## Stated exercise
Every line of the material that follows must be printed again exactly.

## Materials provided

────────────────────────────────────────

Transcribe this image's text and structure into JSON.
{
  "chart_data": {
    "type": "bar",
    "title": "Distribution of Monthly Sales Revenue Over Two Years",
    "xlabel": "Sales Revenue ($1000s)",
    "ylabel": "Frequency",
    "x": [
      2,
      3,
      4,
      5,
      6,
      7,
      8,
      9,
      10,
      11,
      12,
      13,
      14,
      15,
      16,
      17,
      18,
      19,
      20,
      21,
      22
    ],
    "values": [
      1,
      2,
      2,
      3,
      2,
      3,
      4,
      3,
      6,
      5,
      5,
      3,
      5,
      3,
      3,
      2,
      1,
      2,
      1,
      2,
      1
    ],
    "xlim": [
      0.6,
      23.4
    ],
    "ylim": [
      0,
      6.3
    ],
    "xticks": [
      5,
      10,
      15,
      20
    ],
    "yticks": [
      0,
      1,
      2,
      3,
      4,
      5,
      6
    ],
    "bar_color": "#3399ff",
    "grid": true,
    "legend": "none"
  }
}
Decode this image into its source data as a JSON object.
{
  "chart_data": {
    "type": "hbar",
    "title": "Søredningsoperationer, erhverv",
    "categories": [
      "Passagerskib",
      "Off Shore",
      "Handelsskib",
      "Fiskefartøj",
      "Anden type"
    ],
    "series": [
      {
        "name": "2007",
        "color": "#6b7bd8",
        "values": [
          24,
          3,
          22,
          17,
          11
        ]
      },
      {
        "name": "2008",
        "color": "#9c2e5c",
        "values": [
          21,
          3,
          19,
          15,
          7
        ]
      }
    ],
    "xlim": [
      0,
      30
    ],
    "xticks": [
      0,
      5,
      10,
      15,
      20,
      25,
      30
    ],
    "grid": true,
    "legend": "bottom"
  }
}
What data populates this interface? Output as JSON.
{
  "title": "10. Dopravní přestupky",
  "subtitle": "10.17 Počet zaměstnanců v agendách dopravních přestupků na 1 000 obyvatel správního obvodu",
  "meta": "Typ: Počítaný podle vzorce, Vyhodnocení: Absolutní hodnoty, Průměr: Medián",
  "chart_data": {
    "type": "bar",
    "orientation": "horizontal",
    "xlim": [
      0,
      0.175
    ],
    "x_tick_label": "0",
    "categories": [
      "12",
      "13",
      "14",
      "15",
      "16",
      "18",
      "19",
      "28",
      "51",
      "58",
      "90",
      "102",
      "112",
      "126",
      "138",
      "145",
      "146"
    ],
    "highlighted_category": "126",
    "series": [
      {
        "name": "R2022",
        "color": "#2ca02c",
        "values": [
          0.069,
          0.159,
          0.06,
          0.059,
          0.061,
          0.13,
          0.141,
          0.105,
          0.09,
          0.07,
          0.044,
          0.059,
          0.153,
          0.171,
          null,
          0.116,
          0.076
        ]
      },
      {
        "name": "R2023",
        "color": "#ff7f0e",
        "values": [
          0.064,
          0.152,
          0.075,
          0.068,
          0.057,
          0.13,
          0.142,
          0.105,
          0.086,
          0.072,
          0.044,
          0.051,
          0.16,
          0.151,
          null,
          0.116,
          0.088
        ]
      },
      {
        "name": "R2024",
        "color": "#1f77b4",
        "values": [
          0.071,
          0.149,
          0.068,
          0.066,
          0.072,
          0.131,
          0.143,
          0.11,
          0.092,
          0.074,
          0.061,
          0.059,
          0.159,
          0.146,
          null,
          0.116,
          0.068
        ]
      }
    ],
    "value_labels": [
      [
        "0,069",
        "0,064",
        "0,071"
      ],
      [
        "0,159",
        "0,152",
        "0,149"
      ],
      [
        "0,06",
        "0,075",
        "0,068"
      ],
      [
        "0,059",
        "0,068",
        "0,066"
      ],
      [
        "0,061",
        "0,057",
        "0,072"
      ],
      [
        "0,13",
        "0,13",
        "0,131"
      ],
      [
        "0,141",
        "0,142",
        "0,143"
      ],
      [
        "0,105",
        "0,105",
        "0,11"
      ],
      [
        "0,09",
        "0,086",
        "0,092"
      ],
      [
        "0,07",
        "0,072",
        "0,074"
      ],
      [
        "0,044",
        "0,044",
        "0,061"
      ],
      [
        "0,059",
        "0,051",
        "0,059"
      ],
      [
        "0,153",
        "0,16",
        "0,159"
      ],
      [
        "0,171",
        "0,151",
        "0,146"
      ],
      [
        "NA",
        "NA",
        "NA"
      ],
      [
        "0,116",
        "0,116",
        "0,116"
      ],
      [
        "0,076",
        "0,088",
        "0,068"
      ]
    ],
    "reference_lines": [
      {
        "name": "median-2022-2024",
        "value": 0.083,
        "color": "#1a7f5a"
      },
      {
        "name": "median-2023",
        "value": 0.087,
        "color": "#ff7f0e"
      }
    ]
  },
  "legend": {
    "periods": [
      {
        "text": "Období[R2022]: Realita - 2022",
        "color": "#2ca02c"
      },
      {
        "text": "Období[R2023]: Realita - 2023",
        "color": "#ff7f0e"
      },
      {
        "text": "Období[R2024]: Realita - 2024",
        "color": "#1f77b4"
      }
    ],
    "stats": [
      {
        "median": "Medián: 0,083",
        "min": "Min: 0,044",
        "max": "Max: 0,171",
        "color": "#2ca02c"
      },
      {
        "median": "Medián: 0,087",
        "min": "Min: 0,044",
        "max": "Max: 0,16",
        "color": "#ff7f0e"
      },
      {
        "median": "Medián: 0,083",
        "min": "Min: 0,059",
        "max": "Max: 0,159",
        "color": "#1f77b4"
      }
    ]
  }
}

────────────────────────────────────────

## Response below
Transcribe this image's text and structure into JSON.
{
  "chart_data": {
    "type": "bar",
    "title": "Distribution of Monthly Sales Revenue Over Two Years",
    "xlabel": "Sales Revenue ($1000s)",
    "ylabel": "Frequency",
    "x": [
      2,
      3,
      4,
      5,
      6,
      7,
      8,
      9,
      10,
      11,
      12,
      13,
      14,
      15,
      16,
      17,
      18,
      19,
      20,
      21,
      22
    ],
    "values": [
      1,
      2,
      2,
      3,
      2,
      3,
      4,
      3,
      6,
      5,
      5,
      3,
      5,
      3,
      3,
      2,
      1,
      2,
      1,
      2,
      1
    ],
    "xlim": [
      0.6,
      23.4
    ],
    "ylim": [
      0,
      6.3
    ],
    "xticks": [
      5,
      10,
      15,
      20
    ],
    "yticks": [
      0,
      1,
      2,
      3,
      4,
      5,
      6
    ],
    "bar_color": "#3399ff",
    "grid": true,
    "legend": "none"
  }
}
Decode this image into its source data as a JSON object.
{
  "chart_data": {
    "type": "hbar",
    "title": "Søredningsoperationer, erhverv",
    "categories": [
      "Passagerskib",
      "Off Shore",
      "Handelsskib",
      "Fiskefartøj",
      "Anden type"
    ],
    "series": [
      {
        "name": "2007",
        "color": "#6b7bd8",
        "values": [
          24,
          3,
          22,
          17,
          11
        ]
      },
      {
        "name": "2008",
        "color": "#9c2e5c",
        "values": [
          21,
          3,
          19,
          15,
          7
        ]
      }
    ],
    "xlim": [
      0,
      30
    ],
    "xticks": [
      0,
      5,
      10,
      15,
      20,
      25,
      30
    ],
    "grid": true,
    "legend": "bottom"
  }
}
What data populates this interface? Output as JSON.
{
  "title": "10. Dopravní přestupky",
  "subtitle": "10.17 Počet zaměstnanců v agendách dopravních přestupků na 1 000 obyvatel správního obvodu",
  "meta": "Typ: Počítaný podle vzorce, Vyhodnocení: Absolutní hodnoty, Průměr: Medián",
  "chart_data": {
    "type": "bar",
    "orientation": "horizontal",
    "xlim": [
      0,
      0.175
    ],
    "x_tick_label": "0",
    "categories": [
      "12",
      "13",
      "14",
      "15",
      "16",
      "18",
      "19",
      "28",
      "51",
      "58",
      "90",
      "102",
      "112",
      "126",
      "138",
      "145",
      "146"
    ],
    "highlighted_category": "126",
    "series": [
      {
        "name": "R2022",
        "color": "#2ca02c",
        "values": [
          0.069,
          0.159,
          0.06,
          0.059,
          0.061,
          0.13,
          0.141,
          0.105,
          0.09,
          0.07,
          0.044,
          0.059,
          0.153,
          0.171,
          null,
          0.116,
          0.076
        ]
      },
      {
        "name": "R2023",
        "color": "#ff7f0e",
        "values": [
          0.064,
          0.152,
          0.075,
          0.068,
          0.057,
          0.13,
          0.142,
          0.105,
          0.086,
          0.072,
          0.044,
          0.051,
          0.16,
          0.151,
          null,
          0.116,
          0.088
        ]
      },
      {
        "name": "R2024",
        "color": "#1f77b4",
        "values": [
          0.071,
          0.149,
          0.068,
          0.066,
          0.072,
          0.131,
          0.143,
          0.11,
          0.092,
          0.074,
          0.061,
          0.059,
          0.159,
          0.146,
          null,
          0.116,
          0.068
        ]
      }
    ],
    "value_labels": [
      [
        "0,069",
        "0,064",
        "0,071"
      ],
      [
        "0,159",
        "0,152",
        "0,149"
      ],
      [
        "0,06",
        "0,075",
        "0,068"
      ],
      [
        "0,059",
        "0,068",
        "0,066"
      ],
      [
        "0,061",
        "0,057",
        "0,072"
      ],
      [
        "0,13",
        "0,13",
        "0,131"
      ],
      [
        "0,141",
        "0,142",
        "0,143"
      ],
      [
        "0,105",
        "0,105",
        "0,11"
      ],
      [
        "0,09",
        "0,086",
        "0,092"
      ],
      [
        "0,07",
        "0,072",
        "0,074"
      ],
      [
        "0,044",
        "0,044",
        "0,061"
      ],
      [
        "0,059",
        "0,051",
        "0,059"
      ],
      [
        "0,153",
        "0,16",
        "0,159"
      ],
      [
        "0,171",
        "0,151",
        "0,146"
      ],
      [
        "NA",
        "NA",
        "NA"
      ],
      [
        "0,116",
        "0,116",
        "0,116"
      ],
      [
        "0,076",
        "0,088",
        "0,068"
      ]
    ],
    "reference_lines": [
      {
        "name": "median-2022-2024",
        "value": 0.083,
        "color": "#1a7f5a"
      },
      {
        "name": "median-2023",
        "value": 0.087,
        "color": "#ff7f0e"
      }
    ]
  },
  "legend": {
    "periods": [
      {
        "text": "Období[R2022]: Realita - 2022",
        "color": "#2ca02c"
      },
      {
        "text": "Období[R2023]: Realita - 2023",
        "color": "#ff7f0e"
      },
      {
        "text": "Období[R2024]: Realita - 2024",
        "color": "#1f77b4"
      }
    ],
    "stats": [
      {
        "median": "Medián: 0,083",
        "min": "Min: 0,044",
        "max": "Max: 0,171",
        "color": "#2ca02c"
      },
      {
        "median": "Medián: 0,087",
        "min": "Min: 0,044",
        "max": "Max: 0,16",
        "color": "#ff7f0e"
      },
      {
        "median": "Medián: 0,083",
        "min": "Min: 0,059",
        "max": "Max: 0,159",
        "color": "#1f77b4"
      }
    ]
  }
}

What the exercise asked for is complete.